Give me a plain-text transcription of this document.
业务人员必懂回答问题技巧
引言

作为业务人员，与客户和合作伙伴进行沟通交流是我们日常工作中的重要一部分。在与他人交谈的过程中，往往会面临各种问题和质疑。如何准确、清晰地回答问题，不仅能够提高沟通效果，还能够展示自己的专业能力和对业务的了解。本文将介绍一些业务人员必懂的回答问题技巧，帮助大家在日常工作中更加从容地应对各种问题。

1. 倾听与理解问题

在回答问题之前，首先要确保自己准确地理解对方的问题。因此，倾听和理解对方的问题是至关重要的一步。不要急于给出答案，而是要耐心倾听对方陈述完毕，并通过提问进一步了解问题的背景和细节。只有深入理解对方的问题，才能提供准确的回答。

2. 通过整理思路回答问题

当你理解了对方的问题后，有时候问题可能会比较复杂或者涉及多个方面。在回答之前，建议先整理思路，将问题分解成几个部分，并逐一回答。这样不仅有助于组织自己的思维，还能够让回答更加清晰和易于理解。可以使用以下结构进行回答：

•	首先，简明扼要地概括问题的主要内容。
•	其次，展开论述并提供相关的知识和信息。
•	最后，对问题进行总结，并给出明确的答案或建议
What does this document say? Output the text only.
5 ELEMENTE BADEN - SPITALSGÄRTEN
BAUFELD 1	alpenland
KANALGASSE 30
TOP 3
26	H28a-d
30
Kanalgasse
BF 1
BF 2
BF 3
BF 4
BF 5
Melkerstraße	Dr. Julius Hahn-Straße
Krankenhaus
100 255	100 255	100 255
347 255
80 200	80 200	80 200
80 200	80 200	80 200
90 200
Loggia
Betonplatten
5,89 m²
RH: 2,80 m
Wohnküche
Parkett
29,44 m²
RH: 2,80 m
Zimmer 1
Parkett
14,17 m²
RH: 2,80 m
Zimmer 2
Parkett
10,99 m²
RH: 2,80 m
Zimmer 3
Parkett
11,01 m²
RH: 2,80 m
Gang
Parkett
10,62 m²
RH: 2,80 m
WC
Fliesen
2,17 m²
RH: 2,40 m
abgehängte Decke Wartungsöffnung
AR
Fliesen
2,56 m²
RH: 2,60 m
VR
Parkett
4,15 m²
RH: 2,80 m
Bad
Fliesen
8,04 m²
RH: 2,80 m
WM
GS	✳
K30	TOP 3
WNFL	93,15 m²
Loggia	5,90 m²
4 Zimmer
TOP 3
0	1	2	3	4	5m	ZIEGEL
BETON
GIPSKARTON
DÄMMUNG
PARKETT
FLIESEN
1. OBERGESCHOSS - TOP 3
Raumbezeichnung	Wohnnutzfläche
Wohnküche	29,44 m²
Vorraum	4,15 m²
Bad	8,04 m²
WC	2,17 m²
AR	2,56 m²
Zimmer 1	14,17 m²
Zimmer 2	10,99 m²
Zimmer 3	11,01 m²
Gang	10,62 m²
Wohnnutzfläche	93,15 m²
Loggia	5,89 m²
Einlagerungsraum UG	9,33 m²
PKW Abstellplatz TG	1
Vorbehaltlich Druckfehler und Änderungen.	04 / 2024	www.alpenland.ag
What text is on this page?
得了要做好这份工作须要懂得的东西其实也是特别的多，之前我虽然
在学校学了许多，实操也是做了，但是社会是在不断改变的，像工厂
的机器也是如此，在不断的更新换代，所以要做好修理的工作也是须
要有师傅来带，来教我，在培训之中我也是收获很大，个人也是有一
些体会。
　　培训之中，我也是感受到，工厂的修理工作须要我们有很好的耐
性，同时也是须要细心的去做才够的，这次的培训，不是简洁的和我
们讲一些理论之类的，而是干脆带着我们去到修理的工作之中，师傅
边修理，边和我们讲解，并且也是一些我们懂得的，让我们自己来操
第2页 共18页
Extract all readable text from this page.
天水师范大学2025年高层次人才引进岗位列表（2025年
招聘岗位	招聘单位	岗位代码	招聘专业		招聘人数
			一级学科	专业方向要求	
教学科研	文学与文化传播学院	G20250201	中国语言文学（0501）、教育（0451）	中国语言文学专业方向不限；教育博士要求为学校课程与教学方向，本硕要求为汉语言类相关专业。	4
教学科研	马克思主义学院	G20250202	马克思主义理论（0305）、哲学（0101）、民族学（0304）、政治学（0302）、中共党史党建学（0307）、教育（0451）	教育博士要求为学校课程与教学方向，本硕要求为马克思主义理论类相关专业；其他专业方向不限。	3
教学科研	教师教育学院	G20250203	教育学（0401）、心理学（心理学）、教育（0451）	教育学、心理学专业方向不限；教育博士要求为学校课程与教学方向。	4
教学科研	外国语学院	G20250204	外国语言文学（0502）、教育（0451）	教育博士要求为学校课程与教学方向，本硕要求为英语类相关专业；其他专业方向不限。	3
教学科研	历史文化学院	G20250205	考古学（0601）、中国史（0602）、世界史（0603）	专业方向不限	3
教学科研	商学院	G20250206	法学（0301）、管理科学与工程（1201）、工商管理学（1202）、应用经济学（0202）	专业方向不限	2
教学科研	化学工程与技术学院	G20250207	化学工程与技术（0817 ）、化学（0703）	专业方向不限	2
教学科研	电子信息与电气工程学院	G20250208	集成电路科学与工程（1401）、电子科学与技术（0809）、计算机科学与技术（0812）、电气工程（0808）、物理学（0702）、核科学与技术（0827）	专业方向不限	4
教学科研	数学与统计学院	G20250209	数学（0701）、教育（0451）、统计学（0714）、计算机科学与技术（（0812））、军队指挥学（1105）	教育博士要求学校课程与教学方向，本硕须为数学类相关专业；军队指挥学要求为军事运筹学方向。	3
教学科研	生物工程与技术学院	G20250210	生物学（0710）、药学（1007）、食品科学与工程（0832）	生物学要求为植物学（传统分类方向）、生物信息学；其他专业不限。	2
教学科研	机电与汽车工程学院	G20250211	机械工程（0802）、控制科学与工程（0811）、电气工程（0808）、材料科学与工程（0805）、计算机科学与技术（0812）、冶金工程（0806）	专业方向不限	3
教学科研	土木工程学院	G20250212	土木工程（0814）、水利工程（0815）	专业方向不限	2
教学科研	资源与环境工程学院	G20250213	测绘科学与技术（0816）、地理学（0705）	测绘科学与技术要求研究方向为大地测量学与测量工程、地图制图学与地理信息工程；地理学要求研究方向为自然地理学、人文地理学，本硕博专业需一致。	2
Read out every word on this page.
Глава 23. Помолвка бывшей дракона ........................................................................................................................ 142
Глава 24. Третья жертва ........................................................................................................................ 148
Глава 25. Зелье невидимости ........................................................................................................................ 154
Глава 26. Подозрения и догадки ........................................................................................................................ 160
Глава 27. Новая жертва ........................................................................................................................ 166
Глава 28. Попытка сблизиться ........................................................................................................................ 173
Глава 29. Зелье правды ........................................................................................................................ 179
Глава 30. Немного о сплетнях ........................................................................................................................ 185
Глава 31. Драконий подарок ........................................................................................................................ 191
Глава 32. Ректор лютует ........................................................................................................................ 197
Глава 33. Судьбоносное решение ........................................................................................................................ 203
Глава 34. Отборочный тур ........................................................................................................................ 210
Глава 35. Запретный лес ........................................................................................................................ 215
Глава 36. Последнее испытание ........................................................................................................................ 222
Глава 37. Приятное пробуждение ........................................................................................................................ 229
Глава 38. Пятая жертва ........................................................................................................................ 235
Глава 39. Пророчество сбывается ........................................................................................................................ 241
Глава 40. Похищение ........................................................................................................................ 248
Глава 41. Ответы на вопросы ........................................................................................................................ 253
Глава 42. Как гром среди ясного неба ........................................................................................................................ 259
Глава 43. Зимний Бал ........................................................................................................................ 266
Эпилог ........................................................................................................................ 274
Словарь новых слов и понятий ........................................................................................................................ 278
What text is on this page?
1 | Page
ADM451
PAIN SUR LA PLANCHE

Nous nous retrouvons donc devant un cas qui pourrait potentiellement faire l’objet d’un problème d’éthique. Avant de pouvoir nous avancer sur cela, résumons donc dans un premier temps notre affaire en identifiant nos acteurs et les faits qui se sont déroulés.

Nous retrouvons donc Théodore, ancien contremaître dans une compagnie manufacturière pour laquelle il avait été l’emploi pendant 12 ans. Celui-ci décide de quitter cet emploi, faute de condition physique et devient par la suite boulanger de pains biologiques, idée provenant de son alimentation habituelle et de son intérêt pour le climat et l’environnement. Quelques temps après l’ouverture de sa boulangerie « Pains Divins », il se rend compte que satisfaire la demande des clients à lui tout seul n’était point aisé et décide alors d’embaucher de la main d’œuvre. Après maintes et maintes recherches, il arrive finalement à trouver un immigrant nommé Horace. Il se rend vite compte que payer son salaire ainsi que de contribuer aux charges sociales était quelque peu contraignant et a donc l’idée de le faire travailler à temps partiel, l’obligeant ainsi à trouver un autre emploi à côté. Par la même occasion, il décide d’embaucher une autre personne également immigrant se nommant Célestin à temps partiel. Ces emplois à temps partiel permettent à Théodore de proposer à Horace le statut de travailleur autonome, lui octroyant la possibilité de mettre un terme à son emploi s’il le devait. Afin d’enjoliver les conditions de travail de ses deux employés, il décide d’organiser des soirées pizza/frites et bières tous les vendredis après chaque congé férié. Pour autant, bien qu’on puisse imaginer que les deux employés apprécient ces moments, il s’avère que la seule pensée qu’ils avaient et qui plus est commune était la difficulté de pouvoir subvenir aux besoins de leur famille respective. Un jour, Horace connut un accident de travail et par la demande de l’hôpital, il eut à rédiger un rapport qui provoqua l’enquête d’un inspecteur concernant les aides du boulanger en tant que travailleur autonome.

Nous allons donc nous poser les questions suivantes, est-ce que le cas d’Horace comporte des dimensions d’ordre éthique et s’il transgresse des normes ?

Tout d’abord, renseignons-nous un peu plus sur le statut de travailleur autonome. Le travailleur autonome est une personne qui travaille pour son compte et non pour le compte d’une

• **Requirement**:
Pick out the lines that include the word "教育博士要求为学校课程与教学方向" and write them out.

• **Solved problem**:
教学科研	文学与文化传播学院	G20250201	中国语言文学（0501）、教育（0451）	中国语言文学专业方向不限；教育博士要求为学校课程与教学方向，本硕要求为汉语言类相关专业。	4
教学科研	马克思主义学院	G20250202	马克思主义理论（0305）、哲学（0101）、民族学（0304）、政治学（0302）、中共党史党建学（0307）、教育（0451）	教育博士要求为学校课程与教学方向，本硕要求为马克思主义理论类相关专业；其他专业方向不限。	3
教学科研	教师教育学院	G20250203	教育学（0401）、心理学（心理学）、教育（0451）	教育学、心理学专业方向不限；教育博士要求为学校课程与教学方向。	4
教学科研	外国语学院	G20250204	外国语言文学（0502）、教育（0451）	教育博士要求为学校课程与教学方向，本硕要求为英语类相关专业；其他专业方向不限。	3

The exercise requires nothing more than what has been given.